--- begin DATA LINES ---
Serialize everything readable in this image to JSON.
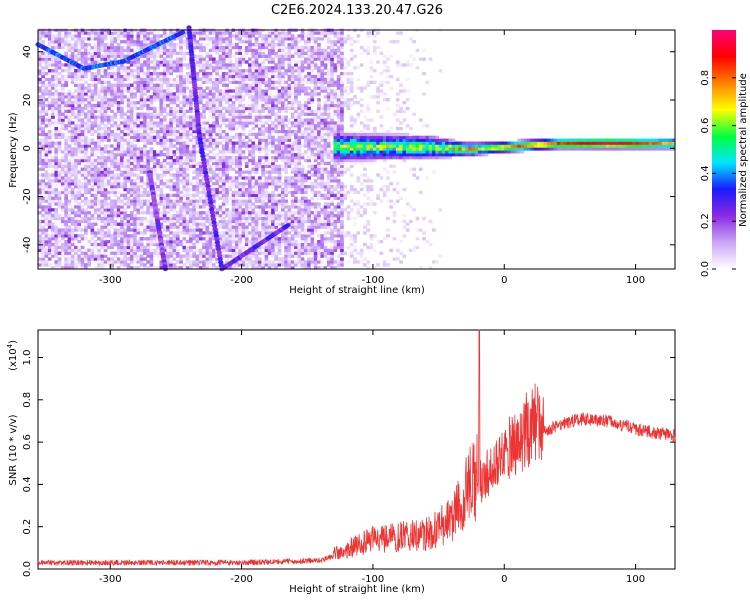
{
  "figure": {
    "title": "C2E6.2024.133.20.47.G26"
  },
  "chart_data": [
    {
      "type": "heatmap",
      "xlabel": "Height of straight line (km)",
      "ylabel": "Frequency (Hz)",
      "xlim": [
        -355,
        130
      ],
      "ylim": [
        -50,
        49
      ],
      "x_ticks": [
        -300,
        -200,
        -100,
        0,
        100
      ],
      "y_ticks": [
        -40,
        -20,
        0,
        20,
        40
      ],
      "colorbar": {
        "label": "Normalized spectral amplitude",
        "range": [
          0.0,
          1.0
        ],
        "ticks": [
          0.0,
          0.2,
          0.4,
          0.6,
          0.8
        ],
        "stops": [
          "#ffffff",
          "#c9a6f7",
          "#8a2be2",
          "#1a1aff",
          "#00e5ff",
          "#00ff40",
          "#ffff00",
          "#ff8000",
          "#ff0000",
          "#ff0077"
        ]
      },
      "features": {
        "diffuse_region_x": [
          -355,
          -125
        ],
        "main_ridge": [
          {
            "x": -130,
            "y": 0,
            "amp": 0.35,
            "halfwidth_hz": 6
          },
          {
            "x": -60,
            "y": 0,
            "amp": 0.4,
            "halfwidth_hz": 5
          },
          {
            "x": -30,
            "y": -1,
            "amp": 0.45,
            "halfwidth_hz": 3
          },
          {
            "x": 0,
            "y": 0,
            "amp": 0.7,
            "halfwidth_hz": 2.5
          },
          {
            "x": 40,
            "y": 1.5,
            "amp": 0.75,
            "halfwidth_hz": 2.5
          },
          {
            "x": 80,
            "y": 1.5,
            "amp": 0.9,
            "halfwidth_hz": 2.5
          },
          {
            "x": 130,
            "y": 1.5,
            "amp": 0.6,
            "halfwidth_hz": 2.5
          }
        ],
        "streaks": [
          {
            "points": [
              [
                -355,
                43
              ],
              [
                -320,
                33
              ],
              [
                -290,
                36
              ],
              [
                -245,
                48
              ]
            ],
            "amp": 0.3
          },
          {
            "points": [
              [
                -240,
                50
              ],
              [
                -232,
                5
              ],
              [
                -215,
                -50
              ]
            ],
            "amp": 0.2
          },
          {
            "points": [
              [
                -270,
                -10
              ],
              [
                -258,
                -50
              ]
            ],
            "amp": 0.15
          },
          {
            "points": [
              [
                -215,
                -50
              ],
              [
                -165,
                -32
              ]
            ],
            "amp": 0.2
          }
        ]
      }
    },
    {
      "type": "line",
      "series": [
        {
          "color": "#ee3333"
        }
      ],
      "xlabel": "Height of straight line (km)",
      "ylabel": "SNR (10 * v/v)",
      "y_multiplier_label": "(x10",
      "y_multiplier_exp": "4",
      "xlim": [
        -355,
        130
      ],
      "ylim": [
        0.0,
        1.13
      ],
      "x_ticks": [
        -300,
        -200,
        -100,
        0,
        100
      ],
      "y_ticks": [
        0.0,
        0.2,
        0.4,
        0.6,
        0.8,
        1.0
      ],
      "envelope": [
        {
          "x": -355,
          "y": 0.03
        },
        {
          "x": -200,
          "y": 0.03
        },
        {
          "x": -140,
          "y": 0.04
        },
        {
          "x": -120,
          "y": 0.08
        },
        {
          "x": -100,
          "y": 0.12
        },
        {
          "x": -60,
          "y": 0.14
        },
        {
          "x": -40,
          "y": 0.2
        },
        {
          "x": -25,
          "y": 0.35
        },
        {
          "x": -15,
          "y": 0.4
        },
        {
          "x": 0,
          "y": 0.5
        },
        {
          "x": 20,
          "y": 0.62
        },
        {
          "x": 40,
          "y": 0.68
        },
        {
          "x": 60,
          "y": 0.71
        },
        {
          "x": 80,
          "y": 0.7
        },
        {
          "x": 100,
          "y": 0.66
        },
        {
          "x": 130,
          "y": 0.63
        }
      ],
      "spike": {
        "x": -19,
        "y": 1.13
      }
    }
  ]
}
--- end DATA LINES ---
The records above are to be reproduced exactly; the pictures are to be left out.

WRITTEN ANSWER
Serialize everything readable in this image to JSON.
{
  "figure": {
    "title": "C2E6.2024.133.20.47.G26"
  },
  "chart_data": [
    {
      "type": "heatmap",
      "xlabel": "Height of straight line (km)",
      "ylabel": "Frequency (Hz)",
      "xlim": [
        -355,
        130
      ],
      "ylim": [
        -50,
        49
      ],
      "x_ticks": [
        -300,
        -200,
        -100,
        0,
        100
      ],
      "y_ticks": [
        -40,
        -20,
        0,
        20,
        40
      ],
      "colorbar": {
        "label": "Normalized spectral amplitude",
        "range": [
          0.0,
          1.0
        ],
        "ticks": [
          0.0,
          0.2,
          0.4,
          0.6,
          0.8
        ],
        "stops": [
          "#ffffff",
          "#c9a6f7",
          "#8a2be2",
          "#1a1aff",
          "#00e5ff",
          "#00ff40",
          "#ffff00",
          "#ff8000",
          "#ff0000",
          "#ff0077"
        ]
      },
      "features": {
        "diffuse_region_x": [
          -355,
          -125
        ],
        "main_ridge": [
          {
            "x": -130,
            "y": 0,
            "amp": 0.35,
            "halfwidth_hz": 6
          },
          {
            "x": -60,
            "y": 0,
            "amp": 0.4,
            "halfwidth_hz": 5
          },
          {
            "x": -30,
            "y": -1,
            "amp": 0.45,
            "halfwidth_hz": 3
          },
          {
            "x": 0,
            "y": 0,
            "amp": 0.7,
            "halfwidth_hz": 2.5
          },
          {
            "x": 40,
            "y": 1.5,
            "amp": 0.75,
            "halfwidth_hz": 2.5
          },
          {
            "x": 80,
            "y": 1.5,
            "amp": 0.9,
            "halfwidth_hz": 2.5
          },
          {
            "x": 130,
            "y": 1.5,
            "amp": 0.6,
            "halfwidth_hz": 2.5
          }
        ],
        "streaks": [
          {
            "points": [
              [
                -355,
                43
              ],
              [
                -320,
                33
              ],
              [
                -290,
                36
              ],
              [
                -245,
                48
              ]
            ],
            "amp": 0.3
          },
          {
            "points": [
              [
                -240,
                50
              ],
              [
                -232,
                5
              ],
              [
                -215,
                -50
              ]
            ],
            "amp": 0.2
          },
          {
            "points": [
              [
                -270,
                -10
              ],
              [
                -258,
                -50
              ]
            ],
            "amp": 0.15
          },
          {
            "points": [
              [
                -215,
                -50
              ],
              [
                -165,
                -32
              ]
            ],
            "amp": 0.2
          }
        ]
      }
    },
    {
      "type": "line",
      "series": [
        {
          "color": "#ee3333"
        }
      ],
      "xlabel": "Height of straight line (km)",
      "ylabel": "SNR (10 * v/v)",
      "y_multiplier_label": "(x10",
      "y_multiplier_exp": "4",
      "xlim": [
        -355,
        130
      ],
      "ylim": [
        0.0,
        1.13
      ],
      "x_ticks": [
        -300,
        -200,
        -100,
        0,
        100
      ],
      "y_ticks": [
        0.0,
        0.2,
        0.4,
        0.6,
        0.8,
        1.0
      ],
      "envelope": [
        {
          "x": -355,
          "y": 0.03
        },
        {
          "x": -200,
          "y": 0.03
        },
        {
          "x": -140,
          "y": 0.04
        },
        {
          "x": -120,
          "y": 0.08
        },
        {
          "x": -100,
          "y": 0.12
        },
        {
          "x": -60,
          "y": 0.14
        },
        {
          "x": -40,
          "y": 0.2
        },
        {
          "x": -25,
          "y": 0.35
        },
        {
          "x": -15,
          "y": 0.4
        },
        {
          "x": 0,
          "y": 0.5
        },
        {
          "x": 20,
          "y": 0.62
        },
        {
          "x": 40,
          "y": 0.68
        },
        {
          "x": 60,
          "y": 0.71
        },
        {
          "x": 80,
          "y": 0.7
        },
        {
          "x": 100,
          "y": 0.66
        },
        {
          "x": 130,
          "y": 0.63
        }
      ],
      "spike": {
        "x": -19,
        "y": 1.13
      }
    }
  ]
}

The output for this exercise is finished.